Copy out the data below verbatim.

> **Data for this task**:
================================

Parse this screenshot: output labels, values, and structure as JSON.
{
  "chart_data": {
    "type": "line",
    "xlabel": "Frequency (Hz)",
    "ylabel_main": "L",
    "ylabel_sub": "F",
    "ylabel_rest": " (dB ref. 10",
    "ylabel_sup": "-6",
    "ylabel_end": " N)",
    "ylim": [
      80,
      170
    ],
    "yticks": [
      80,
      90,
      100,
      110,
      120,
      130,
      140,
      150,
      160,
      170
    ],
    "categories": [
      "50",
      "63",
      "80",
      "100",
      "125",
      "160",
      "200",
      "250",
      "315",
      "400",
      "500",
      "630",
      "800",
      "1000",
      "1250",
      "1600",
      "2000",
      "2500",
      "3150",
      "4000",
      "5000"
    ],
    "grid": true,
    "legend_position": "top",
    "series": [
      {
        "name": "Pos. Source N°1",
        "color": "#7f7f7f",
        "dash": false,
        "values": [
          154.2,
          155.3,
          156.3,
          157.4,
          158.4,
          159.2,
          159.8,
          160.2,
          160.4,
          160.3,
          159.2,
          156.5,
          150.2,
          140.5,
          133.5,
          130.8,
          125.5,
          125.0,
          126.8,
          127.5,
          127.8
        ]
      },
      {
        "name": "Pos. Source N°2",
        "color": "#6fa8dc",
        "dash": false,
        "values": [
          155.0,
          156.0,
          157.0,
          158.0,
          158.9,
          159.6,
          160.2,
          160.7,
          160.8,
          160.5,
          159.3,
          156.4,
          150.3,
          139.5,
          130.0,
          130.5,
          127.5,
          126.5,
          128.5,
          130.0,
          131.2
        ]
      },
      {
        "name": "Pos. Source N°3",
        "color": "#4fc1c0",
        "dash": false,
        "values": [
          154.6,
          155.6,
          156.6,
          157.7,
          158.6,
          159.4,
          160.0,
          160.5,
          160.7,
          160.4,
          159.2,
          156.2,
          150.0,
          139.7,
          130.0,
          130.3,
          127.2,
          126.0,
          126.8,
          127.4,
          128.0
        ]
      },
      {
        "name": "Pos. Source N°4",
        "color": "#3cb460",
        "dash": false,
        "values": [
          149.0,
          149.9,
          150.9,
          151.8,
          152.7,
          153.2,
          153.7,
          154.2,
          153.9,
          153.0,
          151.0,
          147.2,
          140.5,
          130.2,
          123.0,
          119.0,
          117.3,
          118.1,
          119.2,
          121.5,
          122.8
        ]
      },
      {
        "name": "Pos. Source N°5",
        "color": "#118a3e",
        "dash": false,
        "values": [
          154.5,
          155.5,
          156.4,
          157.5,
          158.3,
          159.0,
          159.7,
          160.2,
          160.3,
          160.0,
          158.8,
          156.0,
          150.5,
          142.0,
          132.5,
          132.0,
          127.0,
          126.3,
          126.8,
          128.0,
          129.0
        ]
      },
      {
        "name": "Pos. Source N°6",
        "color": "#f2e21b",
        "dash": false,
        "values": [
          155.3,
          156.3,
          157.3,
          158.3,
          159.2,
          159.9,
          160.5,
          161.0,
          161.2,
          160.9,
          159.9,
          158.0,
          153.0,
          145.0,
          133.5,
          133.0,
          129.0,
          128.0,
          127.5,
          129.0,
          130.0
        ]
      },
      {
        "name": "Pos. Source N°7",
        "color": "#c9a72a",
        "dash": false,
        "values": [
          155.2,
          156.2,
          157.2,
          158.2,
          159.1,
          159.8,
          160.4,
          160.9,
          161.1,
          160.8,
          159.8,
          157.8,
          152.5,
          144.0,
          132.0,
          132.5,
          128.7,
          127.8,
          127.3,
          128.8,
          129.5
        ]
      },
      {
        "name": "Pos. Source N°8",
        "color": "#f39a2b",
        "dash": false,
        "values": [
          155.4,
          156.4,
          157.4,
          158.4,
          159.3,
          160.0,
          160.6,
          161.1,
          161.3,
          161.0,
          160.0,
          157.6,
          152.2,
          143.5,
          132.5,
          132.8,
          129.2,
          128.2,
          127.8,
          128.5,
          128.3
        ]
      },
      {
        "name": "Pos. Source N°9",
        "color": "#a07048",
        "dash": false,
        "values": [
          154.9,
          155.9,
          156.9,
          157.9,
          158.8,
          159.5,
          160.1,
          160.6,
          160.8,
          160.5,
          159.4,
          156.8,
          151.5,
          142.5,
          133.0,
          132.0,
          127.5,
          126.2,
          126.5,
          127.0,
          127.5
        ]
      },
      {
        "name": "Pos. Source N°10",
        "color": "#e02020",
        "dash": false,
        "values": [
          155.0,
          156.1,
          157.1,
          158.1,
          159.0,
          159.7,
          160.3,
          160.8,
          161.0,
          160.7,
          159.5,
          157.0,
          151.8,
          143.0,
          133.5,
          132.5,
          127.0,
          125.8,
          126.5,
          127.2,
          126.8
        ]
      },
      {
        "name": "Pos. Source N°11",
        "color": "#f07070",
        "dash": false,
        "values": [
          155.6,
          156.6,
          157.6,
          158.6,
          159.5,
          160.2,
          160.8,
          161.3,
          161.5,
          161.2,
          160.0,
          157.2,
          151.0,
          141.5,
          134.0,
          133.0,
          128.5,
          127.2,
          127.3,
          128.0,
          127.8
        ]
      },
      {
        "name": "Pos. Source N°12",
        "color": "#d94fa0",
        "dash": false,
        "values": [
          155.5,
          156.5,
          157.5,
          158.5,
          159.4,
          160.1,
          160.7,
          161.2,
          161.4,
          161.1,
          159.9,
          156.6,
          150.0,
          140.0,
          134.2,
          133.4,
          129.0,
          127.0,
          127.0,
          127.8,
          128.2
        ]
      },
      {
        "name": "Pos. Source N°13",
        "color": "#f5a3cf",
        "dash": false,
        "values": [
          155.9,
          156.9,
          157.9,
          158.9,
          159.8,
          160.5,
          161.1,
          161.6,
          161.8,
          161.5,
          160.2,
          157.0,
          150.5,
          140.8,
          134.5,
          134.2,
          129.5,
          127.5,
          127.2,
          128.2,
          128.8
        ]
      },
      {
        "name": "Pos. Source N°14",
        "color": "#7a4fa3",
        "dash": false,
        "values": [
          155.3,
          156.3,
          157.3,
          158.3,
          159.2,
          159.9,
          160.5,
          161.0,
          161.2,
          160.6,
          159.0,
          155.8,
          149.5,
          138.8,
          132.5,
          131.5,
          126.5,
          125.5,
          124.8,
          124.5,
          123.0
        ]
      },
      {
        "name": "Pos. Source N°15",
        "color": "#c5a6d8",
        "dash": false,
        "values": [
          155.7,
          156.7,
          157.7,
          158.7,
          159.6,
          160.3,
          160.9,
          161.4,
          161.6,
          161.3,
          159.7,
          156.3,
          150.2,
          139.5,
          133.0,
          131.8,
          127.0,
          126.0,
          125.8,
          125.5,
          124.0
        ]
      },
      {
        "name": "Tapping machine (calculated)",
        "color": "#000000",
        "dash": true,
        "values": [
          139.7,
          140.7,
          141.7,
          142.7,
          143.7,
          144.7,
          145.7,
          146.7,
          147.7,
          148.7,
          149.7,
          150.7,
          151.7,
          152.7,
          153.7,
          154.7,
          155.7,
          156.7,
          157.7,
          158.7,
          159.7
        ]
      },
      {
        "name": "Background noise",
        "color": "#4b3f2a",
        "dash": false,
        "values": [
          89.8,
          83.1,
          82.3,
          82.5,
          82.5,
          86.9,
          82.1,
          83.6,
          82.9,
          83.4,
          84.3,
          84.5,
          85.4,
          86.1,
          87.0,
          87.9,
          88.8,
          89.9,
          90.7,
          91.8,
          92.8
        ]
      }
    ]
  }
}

================================

> **Response for this exercise**:
Parse this screenshot: output labels, values, and structure as JSON.
{
  "chart_data": {
    "type": "line",
    "xlabel": "Frequency (Hz)",
    "ylabel_main": "L",
    "ylabel_sub": "F",
    "ylabel_rest": " (dB ref. 10",
    "ylabel_sup": "-6",
    "ylabel_end": " N)",
    "ylim": [
      80,
      170
    ],
    "yticks": [
      80,
      90,
      100,
      110,
      120,
      130,
      140,
      150,
      160,
      170
    ],
    "categories": [
      "50",
      "63",
      "80",
      "100",
      "125",
      "160",
      "200",
      "250",
      "315",
      "400",
      "500",
      "630",
      "800",
      "1000",
      "1250",
      "1600",
      "2000",
      "2500",
      "3150",
      "4000",
      "5000"
    ],
    "grid": true,
    "legend_position": "top",
    "series": [
      {
        "name": "Pos. Source N°1",
        "color": "#7f7f7f",
        "dash": false,
        "values": [
          154.2,
          155.3,
          156.3,
          157.4,
          158.4,
          159.2,
          159.8,
          160.2,
          160.4,
          160.3,
          159.2,
          156.5,
          150.2,
          140.5,
          133.5,
          130.8,
          125.5,
          125.0,
          126.8,
          127.5,
          127.8
        ]
      },
      {
        "name": "Pos. Source N°2",
        "color": "#6fa8dc",
        "dash": false,
        "values": [
          155.0,
          156.0,
          157.0,
          158.0,
          158.9,
          159.6,
          160.2,
          160.7,
          160.8,
          160.5,
          159.3,
          156.4,
          150.3,
          139.5,
          130.0,
          130.5,
          127.5,
          126.5,
          128.5,
          130.0,
          131.2
        ]
      },
      {
        "name": "Pos. Source N°3",
        "color": "#4fc1c0",
        "dash": false,
        "values": [
          154.6,
          155.6,
          156.6,
          157.7,
          158.6,
          159.4,
          160.0,
          160.5,
          160.7,
          160.4,
          159.2,
          156.2,
          150.0,
          139.7,
          130.0,
          130.3,
          127.2,
          126.0,
          126.8,
          127.4,
          128.0
        ]
      },
      {
        "name": "Pos. Source N°4",
        "color": "#3cb460",
        "dash": false,
        "values": [
          149.0,
          149.9,
          150.9,
          151.8,
          152.7,
          153.2,
          153.7,
          154.2,
          153.9,
          153.0,
          151.0,
          147.2,
          140.5,
          130.2,
          123.0,
          119.0,
          117.3,
          118.1,
          119.2,
          121.5,
          122.8
        ]
      },
      {
        "name": "Pos. Source N°5",
        "color": "#118a3e",
        "dash": false,
        "values": [
          154.5,
          155.5,
          156.4,
          157.5,
          158.3,
          159.0,
          159.7,
          160.2,
          160.3,
          160.0,
          158.8,
          156.0,
          150.5,
          142.0,
          132.5,
          132.0,
          127.0,
          126.3,
          126.8,
          128.0,
          129.0
        ]
      },
      {
        "name": "Pos. Source N°6",
        "color": "#f2e21b",
        "dash": false,
        "values": [
          155.3,
          156.3,
          157.3,
          158.3,
          159.2,
          159.9,
          160.5,
          161.0,
          161.2,
          160.9,
          159.9,
          158.0,
          153.0,
          145.0,
          133.5,
          133.0,
          129.0,
          128.0,
          127.5,
          129.0,
          130.0
        ]
      },
      {
        "name": "Pos. Source N°7",
        "color": "#c9a72a",
        "dash": false,
        "values": [
          155.2,
          156.2,
          157.2,
          158.2,
          159.1,
          159.8,
          160.4,
          160.9,
          161.1,
          160.8,
          159.8,
          157.8,
          152.5,
          144.0,
          132.0,
          132.5,
          128.7,
          127.8,
          127.3,
          128.8,
          129.5
        ]
      },
      {
        "name": "Pos. Source N°8",
        "color": "#f39a2b",
        "dash": false,
        "values": [
          155.4,
          156.4,
          157.4,
          158.4,
          159.3,
          160.0,
          160.6,
          161.1,
          161.3,
          161.0,
          160.0,
          157.6,
          152.2,
          143.5,
          132.5,
          132.8,
          129.2,
          128.2,
          127.8,
          128.5,
          128.3
        ]
      },
      {
        "name": "Pos. Source N°9",
        "color": "#a07048",
        "dash": false,
        "values": [
          154.9,
          155.9,
          156.9,
          157.9,
          158.8,
          159.5,
          160.1,
          160.6,
          160.8,
          160.5,
          159.4,
          156.8,
          151.5,
          142.5,
          133.0,
          132.0,
          127.5,
          126.2,
          126.5,
          127.0,
          127.5
        ]
      },
      {
        "name": "Pos. Source N°10",
        "color": "#e02020",
        "dash": false,
        "values": [
          155.0,
          156.1,
          157.1,
          158.1,
          159.0,
          159.7,
          160.3,
          160.8,
          161.0,
          160.7,
          159.5,
          157.0,
          151.8,
          143.0,
          133.5,
          132.5,
          127.0,
          125.8,
          126.5,
          127.2,
          126.8
        ]
      },
      {
        "name": "Pos. Source N°11",
        "color": "#f07070",
        "dash": false,
        "values": [
          155.6,
          156.6,
          157.6,
          158.6,
          159.5,
          160.2,
          160.8,
          161.3,
          161.5,
          161.2,
          160.0,
          157.2,
          151.0,
          141.5,
          134.0,
          133.0,
          128.5,
          127.2,
          127.3,
          128.0,
          127.8
        ]
      },
      {
        "name": "Pos. Source N°12",
        "color": "#d94fa0",
        "dash": false,
        "values": [
          155.5,
          156.5,
          157.5,
          158.5,
          159.4,
          160.1,
          160.7,
          161.2,
          161.4,
          161.1,
          159.9,
          156.6,
          150.0,
          140.0,
          134.2,
          133.4,
          129.0,
          127.0,
          127.0,
          127.8,
          128.2
        ]
      },
      {
        "name": "Pos. Source N°13",
        "color": "#f5a3cf",
        "dash": false,
        "values": [
          155.9,
          156.9,
          157.9,
          158.9,
          159.8,
          160.5,
          161.1,
          161.6,
          161.8,
          161.5,
          160.2,
          157.0,
          150.5,
          140.8,
          134.5,
          134.2,
          129.5,
          127.5,
          127.2,
          128.2,
          128.8
        ]
      },
      {
        "name": "Pos. Source N°14",
        "color": "#7a4fa3",
        "dash": false,
        "values": [
          155.3,
          156.3,
          157.3,
          158.3,
          159.2,
          159.9,
          160.5,
          161.0,
          161.2,
          160.6,
          159.0,
          155.8,
          149.5,
          138.8,
          132.5,
          131.5,
          126.5,
          125.5,
          124.8,
          124.5,
          123.0
        ]
      },
      {
        "name": "Pos. Source N°15",
        "color": "#c5a6d8",
        "dash": false,
        "values": [
          155.7,
          156.7,
          157.7,
          158.7,
          159.6,
          160.3,
          160.9,
          161.4,
          161.6,
          161.3,
          159.7,
          156.3,
          150.2,
          139.5,
          133.0,
          131.8,
          127.0,
          126.0,
          125.8,
          125.5,
          124.0
        ]
      },
      {
        "name": "Tapping machine (calculated)",
        "color": "#000000",
        "dash": true,
        "values": [
          139.7,
          140.7,
          141.7,
          142.7,
          143.7,
          144.7,
          145.7,
          146.7,
          147.7,
          148.7,
          149.7,
          150.7,
          151.7,
          152.7,
          153.7,
          154.7,
          155.7,
          156.7,
          157.7,
          158.7,
          159.7
        ]
      },
      {
        "name": "Background noise",
        "color": "#4b3f2a",
        "dash": false,
        "values": [
          89.8,
          83.1,
          82.3,
          82.5,
          82.5,
          86.9,
          82.1,
          83.6,
          82.9,
          83.4,
          84.3,
          84.5,
          85.4,
          86.1,
          87.0,
          87.9,
          88.8,
          89.9,
          90.7,
          91.8,
          92.8
        ]
      }
    ]
  }
}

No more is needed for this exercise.